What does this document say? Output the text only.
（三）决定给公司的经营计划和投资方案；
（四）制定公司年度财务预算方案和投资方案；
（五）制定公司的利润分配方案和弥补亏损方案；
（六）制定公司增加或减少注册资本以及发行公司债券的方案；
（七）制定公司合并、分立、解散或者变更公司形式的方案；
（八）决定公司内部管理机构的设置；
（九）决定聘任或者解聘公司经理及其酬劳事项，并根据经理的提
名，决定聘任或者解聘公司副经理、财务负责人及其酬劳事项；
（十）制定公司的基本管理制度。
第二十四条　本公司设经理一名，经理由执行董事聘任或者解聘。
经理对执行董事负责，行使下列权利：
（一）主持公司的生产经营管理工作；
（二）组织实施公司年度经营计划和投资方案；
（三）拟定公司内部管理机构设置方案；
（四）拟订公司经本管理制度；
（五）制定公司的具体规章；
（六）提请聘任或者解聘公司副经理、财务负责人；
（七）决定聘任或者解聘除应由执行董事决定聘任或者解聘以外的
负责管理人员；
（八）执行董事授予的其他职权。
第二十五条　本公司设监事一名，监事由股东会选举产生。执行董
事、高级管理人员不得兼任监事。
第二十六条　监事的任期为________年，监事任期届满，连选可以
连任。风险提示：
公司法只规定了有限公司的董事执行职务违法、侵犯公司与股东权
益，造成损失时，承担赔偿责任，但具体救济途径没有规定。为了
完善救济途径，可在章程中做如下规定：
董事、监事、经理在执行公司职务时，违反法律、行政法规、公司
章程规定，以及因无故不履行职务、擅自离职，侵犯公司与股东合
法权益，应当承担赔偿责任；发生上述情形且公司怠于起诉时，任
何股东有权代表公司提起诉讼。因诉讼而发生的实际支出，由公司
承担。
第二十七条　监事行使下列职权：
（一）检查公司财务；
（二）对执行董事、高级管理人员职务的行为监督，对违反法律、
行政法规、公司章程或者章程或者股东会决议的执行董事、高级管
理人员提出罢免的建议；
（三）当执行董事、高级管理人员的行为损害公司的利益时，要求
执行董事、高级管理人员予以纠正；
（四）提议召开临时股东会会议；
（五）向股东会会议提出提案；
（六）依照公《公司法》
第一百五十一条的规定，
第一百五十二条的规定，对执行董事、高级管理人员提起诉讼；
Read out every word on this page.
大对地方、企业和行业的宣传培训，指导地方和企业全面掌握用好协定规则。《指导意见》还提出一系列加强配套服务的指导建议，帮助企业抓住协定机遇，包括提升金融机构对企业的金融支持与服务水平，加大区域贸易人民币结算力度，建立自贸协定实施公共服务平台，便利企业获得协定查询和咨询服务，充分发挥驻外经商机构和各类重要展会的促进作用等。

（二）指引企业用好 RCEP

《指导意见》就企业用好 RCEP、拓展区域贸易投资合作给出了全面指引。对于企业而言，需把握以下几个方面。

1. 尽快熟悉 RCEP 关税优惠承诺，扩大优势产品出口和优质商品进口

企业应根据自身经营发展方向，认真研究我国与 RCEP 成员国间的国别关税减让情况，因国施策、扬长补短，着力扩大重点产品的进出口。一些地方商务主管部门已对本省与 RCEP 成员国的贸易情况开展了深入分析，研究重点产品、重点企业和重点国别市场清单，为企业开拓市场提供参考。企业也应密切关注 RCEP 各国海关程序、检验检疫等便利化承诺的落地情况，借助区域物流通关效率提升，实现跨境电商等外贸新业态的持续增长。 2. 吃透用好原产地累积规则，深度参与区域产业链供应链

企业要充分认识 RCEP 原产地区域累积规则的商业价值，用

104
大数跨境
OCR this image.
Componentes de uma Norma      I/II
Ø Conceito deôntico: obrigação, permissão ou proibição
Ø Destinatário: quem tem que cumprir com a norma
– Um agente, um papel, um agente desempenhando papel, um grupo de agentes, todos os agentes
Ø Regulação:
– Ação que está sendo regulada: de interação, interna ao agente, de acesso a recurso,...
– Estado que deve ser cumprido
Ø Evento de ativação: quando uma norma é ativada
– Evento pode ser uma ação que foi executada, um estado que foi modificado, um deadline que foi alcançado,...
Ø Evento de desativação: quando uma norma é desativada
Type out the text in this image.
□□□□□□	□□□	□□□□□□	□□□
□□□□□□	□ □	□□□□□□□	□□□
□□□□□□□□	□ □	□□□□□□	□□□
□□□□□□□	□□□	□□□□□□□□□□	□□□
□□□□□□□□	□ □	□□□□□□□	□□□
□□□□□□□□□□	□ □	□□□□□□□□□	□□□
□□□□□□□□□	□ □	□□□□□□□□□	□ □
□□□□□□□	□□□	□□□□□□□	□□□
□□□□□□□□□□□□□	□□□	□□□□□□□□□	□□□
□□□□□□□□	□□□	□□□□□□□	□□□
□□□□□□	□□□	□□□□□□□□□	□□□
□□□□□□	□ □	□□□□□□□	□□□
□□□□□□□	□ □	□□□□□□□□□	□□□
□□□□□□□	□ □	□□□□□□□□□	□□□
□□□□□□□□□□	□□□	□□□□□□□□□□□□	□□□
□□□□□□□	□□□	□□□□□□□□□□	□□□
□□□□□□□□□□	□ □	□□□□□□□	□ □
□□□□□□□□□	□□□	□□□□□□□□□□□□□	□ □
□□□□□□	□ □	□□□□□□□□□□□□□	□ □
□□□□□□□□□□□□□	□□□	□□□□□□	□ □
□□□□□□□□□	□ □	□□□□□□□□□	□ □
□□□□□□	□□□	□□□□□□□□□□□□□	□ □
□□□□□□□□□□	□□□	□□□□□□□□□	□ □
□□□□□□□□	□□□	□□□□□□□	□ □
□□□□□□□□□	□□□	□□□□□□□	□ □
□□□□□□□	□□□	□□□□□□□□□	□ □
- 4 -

◆ ◆ ◆ ◆

In the lines above, locate the string "image". Copy every line where it occurs.

- [Full answer]
OCR this image.
Type out the text in this image.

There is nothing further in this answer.